### Aim
Each line containing the word "xlabel" needs to be copied.

Figure dataset records
-------

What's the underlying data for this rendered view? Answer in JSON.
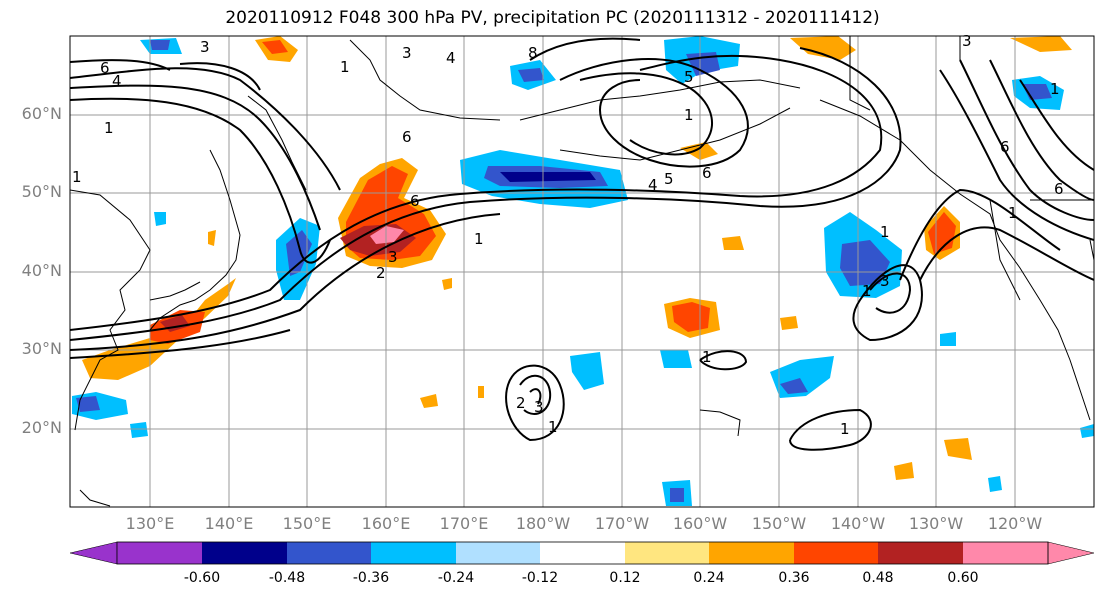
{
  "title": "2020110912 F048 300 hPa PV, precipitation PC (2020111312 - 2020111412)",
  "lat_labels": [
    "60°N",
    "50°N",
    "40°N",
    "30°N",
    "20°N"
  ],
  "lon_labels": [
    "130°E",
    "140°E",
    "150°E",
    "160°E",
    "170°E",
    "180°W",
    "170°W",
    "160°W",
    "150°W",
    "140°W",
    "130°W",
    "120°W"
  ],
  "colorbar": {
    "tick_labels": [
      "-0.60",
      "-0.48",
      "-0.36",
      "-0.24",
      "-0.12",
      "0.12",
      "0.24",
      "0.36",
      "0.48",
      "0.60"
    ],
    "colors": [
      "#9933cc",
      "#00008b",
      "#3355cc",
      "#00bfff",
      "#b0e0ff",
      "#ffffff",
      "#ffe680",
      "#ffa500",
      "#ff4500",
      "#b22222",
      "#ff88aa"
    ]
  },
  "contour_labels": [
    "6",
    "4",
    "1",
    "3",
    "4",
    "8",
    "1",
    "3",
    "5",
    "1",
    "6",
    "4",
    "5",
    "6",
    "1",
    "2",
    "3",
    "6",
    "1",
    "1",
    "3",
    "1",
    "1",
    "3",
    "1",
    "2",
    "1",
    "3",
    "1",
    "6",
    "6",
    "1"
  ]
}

-------

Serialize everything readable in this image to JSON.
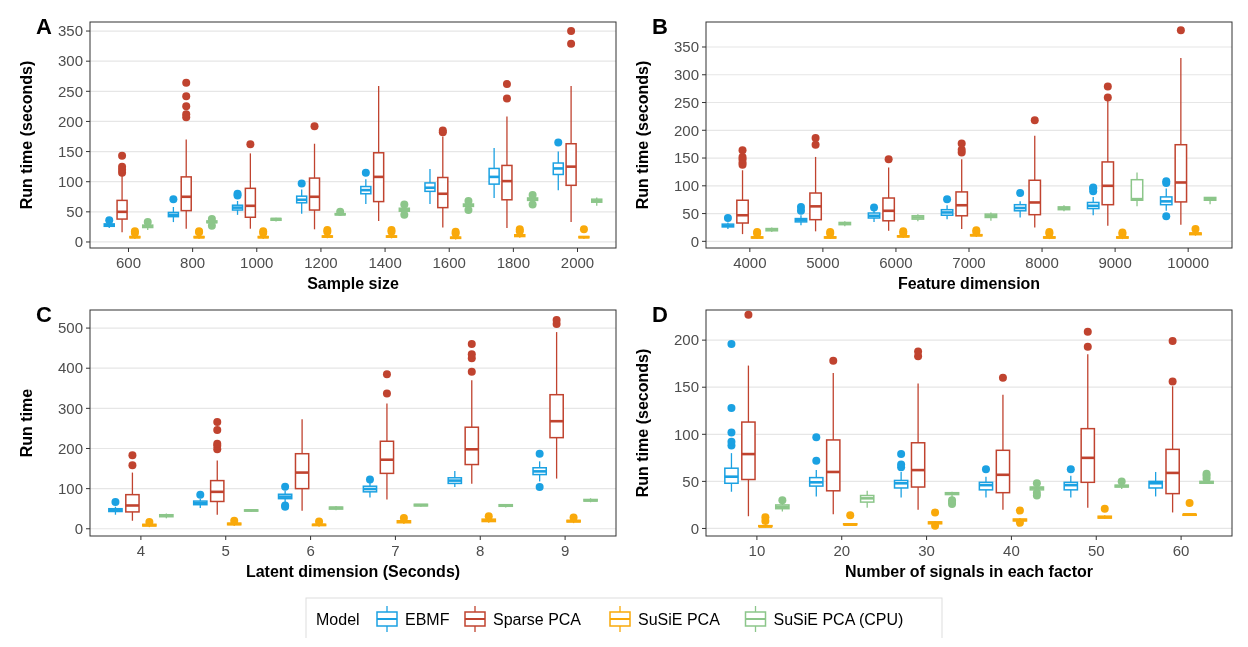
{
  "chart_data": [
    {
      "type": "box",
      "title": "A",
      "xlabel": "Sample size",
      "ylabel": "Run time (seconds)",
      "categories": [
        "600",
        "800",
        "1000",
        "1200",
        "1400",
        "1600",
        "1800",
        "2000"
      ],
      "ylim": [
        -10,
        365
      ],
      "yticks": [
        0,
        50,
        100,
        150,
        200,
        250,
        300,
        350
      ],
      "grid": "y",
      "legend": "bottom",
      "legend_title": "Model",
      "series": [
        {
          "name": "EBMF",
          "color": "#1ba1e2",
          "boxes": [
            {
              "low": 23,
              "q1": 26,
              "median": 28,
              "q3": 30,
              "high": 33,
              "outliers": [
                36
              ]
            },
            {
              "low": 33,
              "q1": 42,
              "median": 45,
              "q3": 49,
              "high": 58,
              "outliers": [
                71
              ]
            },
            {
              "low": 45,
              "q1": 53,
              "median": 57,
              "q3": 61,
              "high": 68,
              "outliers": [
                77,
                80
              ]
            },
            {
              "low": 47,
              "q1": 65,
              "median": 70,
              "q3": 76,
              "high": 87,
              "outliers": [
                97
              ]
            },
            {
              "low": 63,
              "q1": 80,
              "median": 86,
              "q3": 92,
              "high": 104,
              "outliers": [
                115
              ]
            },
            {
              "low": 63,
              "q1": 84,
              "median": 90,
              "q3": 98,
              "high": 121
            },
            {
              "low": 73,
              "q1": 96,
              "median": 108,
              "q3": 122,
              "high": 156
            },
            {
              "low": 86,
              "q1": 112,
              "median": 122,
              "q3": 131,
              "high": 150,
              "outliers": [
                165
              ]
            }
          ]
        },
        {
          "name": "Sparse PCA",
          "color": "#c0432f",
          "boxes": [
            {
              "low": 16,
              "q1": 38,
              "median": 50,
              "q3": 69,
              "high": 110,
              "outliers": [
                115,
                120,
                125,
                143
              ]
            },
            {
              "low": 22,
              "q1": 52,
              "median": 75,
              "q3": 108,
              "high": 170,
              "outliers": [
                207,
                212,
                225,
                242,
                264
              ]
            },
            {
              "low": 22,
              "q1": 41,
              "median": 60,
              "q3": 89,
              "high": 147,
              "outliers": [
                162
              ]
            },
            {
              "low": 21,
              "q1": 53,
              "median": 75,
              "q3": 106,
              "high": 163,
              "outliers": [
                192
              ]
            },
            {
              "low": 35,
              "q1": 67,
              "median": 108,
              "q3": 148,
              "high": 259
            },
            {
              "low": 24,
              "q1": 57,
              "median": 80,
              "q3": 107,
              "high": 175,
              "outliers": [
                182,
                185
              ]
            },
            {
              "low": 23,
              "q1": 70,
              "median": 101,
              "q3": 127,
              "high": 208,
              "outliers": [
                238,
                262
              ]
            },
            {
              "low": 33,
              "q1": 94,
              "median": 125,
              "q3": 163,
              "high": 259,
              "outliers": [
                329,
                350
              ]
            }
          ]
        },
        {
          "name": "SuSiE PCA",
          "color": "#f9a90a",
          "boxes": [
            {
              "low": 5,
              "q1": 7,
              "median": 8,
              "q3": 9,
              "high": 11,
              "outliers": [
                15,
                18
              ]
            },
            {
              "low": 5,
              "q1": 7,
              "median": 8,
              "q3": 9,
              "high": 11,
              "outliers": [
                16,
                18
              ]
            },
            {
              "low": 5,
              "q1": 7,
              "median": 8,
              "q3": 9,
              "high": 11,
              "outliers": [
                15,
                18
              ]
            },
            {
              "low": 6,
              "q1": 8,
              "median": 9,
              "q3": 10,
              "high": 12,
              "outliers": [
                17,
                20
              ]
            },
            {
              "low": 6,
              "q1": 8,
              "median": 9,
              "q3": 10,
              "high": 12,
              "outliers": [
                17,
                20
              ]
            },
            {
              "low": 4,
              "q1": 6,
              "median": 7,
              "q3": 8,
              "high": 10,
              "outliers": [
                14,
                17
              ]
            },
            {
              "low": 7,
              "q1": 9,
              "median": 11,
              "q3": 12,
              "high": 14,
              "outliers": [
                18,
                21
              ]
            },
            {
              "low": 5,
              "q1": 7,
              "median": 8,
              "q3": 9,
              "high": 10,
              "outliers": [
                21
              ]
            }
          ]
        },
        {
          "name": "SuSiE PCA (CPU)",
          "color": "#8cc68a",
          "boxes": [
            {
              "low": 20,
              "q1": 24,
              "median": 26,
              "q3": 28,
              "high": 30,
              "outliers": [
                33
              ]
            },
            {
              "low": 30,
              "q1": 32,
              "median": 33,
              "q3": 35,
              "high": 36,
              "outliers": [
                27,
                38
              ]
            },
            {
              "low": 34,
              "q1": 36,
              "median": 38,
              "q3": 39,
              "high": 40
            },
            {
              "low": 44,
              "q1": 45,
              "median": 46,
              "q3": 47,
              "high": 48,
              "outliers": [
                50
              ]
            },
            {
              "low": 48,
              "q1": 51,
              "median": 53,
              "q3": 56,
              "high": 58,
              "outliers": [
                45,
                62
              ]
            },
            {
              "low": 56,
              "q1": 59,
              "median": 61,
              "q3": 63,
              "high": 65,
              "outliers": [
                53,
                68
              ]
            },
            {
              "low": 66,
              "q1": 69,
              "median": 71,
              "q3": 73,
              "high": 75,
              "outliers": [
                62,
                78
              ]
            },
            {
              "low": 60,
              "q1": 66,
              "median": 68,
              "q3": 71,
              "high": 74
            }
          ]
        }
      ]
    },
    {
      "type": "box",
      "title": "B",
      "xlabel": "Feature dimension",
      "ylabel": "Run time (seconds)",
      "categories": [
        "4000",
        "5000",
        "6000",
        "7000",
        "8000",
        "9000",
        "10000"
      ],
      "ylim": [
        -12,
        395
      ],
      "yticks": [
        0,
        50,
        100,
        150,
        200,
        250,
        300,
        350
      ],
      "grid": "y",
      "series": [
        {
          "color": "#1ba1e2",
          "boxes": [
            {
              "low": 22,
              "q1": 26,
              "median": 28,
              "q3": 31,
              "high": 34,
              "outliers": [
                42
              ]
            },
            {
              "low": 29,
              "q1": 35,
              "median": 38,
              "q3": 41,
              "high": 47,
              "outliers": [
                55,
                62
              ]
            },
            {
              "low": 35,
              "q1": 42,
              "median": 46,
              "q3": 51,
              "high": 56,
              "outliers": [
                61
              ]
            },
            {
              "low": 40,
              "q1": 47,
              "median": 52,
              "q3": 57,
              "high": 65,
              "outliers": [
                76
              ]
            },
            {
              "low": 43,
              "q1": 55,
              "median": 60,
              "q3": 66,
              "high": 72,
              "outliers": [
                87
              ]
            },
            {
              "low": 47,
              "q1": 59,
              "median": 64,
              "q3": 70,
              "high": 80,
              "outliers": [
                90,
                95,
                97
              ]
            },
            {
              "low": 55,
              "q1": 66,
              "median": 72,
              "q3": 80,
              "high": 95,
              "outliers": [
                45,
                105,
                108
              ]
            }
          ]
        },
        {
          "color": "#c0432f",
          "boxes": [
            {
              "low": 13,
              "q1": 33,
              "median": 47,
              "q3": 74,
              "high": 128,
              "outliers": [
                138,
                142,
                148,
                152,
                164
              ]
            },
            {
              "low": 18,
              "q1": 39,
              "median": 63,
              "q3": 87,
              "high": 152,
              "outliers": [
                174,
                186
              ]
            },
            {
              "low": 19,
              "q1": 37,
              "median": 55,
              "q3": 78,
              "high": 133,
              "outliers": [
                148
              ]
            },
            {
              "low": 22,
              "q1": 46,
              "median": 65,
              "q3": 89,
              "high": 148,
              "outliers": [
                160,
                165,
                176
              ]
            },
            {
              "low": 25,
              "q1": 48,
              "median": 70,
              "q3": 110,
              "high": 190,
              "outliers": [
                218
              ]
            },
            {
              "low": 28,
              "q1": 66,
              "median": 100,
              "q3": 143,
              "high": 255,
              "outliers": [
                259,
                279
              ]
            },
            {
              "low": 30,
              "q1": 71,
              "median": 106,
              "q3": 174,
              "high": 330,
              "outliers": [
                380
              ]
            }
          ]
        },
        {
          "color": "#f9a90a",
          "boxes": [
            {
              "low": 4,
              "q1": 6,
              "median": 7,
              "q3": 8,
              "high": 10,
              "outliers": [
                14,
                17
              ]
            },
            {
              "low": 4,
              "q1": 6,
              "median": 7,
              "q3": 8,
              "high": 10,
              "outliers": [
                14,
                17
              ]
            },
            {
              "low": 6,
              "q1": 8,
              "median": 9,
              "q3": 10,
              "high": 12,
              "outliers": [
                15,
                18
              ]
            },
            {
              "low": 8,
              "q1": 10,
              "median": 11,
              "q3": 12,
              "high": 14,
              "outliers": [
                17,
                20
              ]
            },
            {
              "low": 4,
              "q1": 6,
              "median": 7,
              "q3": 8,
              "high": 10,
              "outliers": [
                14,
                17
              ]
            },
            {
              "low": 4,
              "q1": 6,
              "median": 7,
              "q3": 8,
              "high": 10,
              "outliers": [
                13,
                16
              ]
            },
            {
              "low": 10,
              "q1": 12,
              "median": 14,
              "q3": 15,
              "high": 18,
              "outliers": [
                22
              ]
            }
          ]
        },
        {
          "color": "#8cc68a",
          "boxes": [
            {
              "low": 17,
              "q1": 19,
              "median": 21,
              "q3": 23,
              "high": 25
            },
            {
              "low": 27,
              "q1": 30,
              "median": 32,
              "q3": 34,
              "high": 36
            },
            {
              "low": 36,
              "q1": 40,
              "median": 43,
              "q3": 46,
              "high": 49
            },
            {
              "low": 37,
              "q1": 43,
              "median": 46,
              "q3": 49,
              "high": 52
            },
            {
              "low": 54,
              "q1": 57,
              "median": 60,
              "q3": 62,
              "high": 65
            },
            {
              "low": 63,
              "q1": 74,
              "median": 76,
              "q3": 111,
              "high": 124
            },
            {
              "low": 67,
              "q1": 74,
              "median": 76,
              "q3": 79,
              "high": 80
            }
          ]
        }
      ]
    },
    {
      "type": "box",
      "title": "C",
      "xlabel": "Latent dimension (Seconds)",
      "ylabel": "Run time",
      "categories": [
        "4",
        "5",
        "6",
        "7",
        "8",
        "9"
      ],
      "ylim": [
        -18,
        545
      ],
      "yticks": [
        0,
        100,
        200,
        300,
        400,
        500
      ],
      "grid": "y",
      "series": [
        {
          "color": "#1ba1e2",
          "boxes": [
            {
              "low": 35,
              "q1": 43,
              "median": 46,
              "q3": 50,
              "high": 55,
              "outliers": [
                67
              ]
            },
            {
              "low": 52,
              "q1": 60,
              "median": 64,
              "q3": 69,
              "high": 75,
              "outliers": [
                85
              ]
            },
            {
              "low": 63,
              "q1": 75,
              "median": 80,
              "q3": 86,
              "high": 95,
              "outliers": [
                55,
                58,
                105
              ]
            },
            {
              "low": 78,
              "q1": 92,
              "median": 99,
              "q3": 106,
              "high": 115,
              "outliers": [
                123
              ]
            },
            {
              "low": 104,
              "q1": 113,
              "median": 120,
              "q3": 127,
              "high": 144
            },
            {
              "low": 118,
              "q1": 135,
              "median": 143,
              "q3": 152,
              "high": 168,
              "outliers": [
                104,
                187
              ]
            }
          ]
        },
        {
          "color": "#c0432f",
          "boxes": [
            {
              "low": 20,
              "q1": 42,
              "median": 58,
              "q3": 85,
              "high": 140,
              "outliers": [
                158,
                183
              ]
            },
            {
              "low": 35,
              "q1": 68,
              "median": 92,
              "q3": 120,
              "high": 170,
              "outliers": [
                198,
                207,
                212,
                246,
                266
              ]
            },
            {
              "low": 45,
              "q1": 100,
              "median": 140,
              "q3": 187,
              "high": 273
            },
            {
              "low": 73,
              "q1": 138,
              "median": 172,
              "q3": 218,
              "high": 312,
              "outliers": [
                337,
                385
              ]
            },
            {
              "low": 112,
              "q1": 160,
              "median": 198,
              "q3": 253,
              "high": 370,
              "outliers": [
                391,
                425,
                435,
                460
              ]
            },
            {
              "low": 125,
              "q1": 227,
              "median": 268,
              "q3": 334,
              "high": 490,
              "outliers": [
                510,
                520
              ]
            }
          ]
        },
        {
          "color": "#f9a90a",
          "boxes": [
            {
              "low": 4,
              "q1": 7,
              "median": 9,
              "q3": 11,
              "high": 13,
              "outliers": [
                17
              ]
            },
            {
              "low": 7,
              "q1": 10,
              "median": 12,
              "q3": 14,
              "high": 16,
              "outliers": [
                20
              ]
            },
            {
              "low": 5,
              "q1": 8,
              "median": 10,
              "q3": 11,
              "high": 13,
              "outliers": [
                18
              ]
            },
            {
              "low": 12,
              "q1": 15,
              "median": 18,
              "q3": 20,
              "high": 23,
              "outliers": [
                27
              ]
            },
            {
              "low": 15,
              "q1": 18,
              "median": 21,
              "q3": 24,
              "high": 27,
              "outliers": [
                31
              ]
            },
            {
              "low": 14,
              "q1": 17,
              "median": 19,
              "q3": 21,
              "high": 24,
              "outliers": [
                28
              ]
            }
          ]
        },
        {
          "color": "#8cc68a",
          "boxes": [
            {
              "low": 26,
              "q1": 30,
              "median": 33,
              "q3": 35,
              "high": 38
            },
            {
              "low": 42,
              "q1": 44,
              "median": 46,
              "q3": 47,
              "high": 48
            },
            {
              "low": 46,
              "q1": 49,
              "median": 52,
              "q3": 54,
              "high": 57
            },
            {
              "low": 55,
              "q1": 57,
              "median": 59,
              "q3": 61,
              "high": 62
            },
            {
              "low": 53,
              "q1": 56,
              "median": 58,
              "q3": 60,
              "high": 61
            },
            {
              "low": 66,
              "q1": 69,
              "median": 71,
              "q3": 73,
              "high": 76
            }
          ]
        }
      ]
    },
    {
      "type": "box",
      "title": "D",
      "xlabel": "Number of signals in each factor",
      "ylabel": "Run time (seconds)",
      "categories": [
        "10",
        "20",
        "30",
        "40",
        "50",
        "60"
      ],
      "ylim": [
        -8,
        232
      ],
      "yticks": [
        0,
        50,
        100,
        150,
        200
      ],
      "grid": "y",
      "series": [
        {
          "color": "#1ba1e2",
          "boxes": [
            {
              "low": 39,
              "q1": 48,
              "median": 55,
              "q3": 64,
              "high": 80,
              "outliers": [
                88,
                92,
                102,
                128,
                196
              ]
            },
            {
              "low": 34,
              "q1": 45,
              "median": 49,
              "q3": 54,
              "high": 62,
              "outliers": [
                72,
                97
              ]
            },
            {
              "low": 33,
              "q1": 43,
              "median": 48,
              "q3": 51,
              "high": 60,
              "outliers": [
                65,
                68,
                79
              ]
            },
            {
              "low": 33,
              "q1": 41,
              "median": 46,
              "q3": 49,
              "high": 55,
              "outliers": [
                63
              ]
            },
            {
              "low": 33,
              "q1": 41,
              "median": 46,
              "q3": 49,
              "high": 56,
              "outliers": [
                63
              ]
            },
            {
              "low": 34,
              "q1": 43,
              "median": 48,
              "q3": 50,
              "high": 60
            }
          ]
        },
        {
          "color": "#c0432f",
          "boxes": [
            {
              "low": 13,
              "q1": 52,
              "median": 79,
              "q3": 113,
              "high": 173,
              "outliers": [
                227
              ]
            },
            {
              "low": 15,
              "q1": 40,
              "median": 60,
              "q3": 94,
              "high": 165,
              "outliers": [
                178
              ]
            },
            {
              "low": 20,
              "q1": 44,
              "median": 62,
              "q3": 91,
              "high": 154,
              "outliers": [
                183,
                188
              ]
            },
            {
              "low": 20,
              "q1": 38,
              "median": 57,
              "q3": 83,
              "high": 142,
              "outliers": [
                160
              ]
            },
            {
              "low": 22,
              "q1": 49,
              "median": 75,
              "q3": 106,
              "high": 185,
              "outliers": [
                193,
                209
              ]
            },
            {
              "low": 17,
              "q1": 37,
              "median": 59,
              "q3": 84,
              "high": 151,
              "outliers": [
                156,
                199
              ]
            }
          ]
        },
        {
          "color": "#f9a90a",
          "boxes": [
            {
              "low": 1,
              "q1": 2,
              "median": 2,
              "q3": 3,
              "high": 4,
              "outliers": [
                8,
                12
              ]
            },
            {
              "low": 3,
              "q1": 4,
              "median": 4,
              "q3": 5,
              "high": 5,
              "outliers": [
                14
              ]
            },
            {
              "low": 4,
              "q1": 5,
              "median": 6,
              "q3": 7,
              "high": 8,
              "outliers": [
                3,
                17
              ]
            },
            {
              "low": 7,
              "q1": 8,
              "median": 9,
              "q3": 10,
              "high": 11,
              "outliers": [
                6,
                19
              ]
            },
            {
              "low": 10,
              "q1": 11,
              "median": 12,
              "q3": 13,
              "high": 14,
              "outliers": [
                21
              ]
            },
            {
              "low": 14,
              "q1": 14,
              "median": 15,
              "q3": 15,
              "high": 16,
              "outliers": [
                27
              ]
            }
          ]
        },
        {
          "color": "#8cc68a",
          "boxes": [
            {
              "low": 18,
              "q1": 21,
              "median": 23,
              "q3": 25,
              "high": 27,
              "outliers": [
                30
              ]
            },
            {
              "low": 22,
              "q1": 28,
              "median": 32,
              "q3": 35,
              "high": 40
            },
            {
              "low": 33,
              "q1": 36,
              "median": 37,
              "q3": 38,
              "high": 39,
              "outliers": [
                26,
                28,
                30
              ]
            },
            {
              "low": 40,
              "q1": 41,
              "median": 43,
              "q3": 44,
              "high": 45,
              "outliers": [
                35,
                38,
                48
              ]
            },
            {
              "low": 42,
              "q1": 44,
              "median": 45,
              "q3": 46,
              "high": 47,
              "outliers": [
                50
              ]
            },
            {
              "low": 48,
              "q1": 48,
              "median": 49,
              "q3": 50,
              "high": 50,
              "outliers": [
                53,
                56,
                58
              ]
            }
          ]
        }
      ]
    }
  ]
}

-------

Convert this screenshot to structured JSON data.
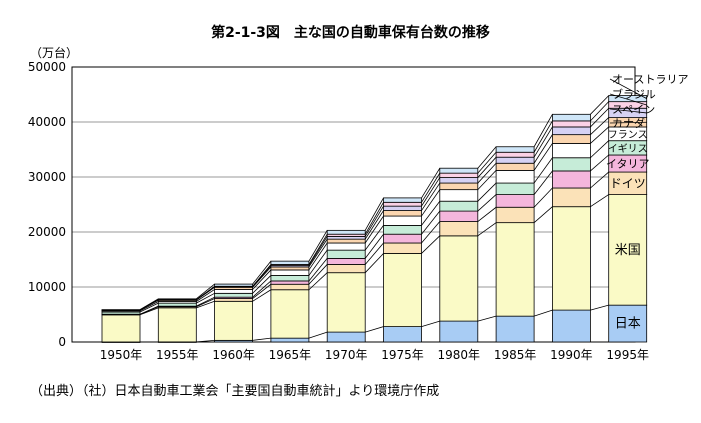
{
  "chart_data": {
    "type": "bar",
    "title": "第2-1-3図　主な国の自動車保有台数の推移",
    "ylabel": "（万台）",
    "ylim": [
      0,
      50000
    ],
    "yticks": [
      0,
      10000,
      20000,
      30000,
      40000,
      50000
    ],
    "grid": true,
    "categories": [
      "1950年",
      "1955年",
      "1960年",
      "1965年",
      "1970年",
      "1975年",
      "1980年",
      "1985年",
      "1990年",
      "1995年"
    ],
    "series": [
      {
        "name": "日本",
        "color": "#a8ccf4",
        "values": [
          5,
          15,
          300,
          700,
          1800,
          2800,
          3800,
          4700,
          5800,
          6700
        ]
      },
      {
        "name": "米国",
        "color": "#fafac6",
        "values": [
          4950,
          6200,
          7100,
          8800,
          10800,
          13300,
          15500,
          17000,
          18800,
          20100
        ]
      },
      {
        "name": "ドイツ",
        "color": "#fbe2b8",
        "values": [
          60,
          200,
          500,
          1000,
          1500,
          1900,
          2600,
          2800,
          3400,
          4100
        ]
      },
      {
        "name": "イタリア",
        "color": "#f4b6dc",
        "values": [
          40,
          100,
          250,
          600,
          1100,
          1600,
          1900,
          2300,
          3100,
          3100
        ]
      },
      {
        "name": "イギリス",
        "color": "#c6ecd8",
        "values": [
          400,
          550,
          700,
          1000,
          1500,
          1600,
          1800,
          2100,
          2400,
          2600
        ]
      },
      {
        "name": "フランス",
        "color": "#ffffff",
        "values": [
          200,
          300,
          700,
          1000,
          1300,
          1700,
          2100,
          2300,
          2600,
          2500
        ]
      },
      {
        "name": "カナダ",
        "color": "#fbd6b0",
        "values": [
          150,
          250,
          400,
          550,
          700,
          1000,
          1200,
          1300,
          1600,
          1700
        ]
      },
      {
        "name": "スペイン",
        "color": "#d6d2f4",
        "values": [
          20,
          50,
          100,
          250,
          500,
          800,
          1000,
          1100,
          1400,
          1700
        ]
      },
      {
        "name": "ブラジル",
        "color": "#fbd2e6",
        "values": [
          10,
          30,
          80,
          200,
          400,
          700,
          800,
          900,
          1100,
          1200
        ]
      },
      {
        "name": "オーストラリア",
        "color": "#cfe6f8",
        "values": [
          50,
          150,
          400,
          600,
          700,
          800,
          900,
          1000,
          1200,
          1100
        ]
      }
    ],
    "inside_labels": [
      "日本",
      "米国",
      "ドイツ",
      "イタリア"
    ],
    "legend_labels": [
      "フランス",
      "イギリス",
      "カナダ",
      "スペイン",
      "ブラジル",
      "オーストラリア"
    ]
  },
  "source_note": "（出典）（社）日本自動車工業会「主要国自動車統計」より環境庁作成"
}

-------

### Task solution
      "xlabel": "Sample size",
      "xlabel": "Feature dimension",
      "xlabel": "Latent dimension (Seconds)",
      "xlabel": "Number of signals in each factor",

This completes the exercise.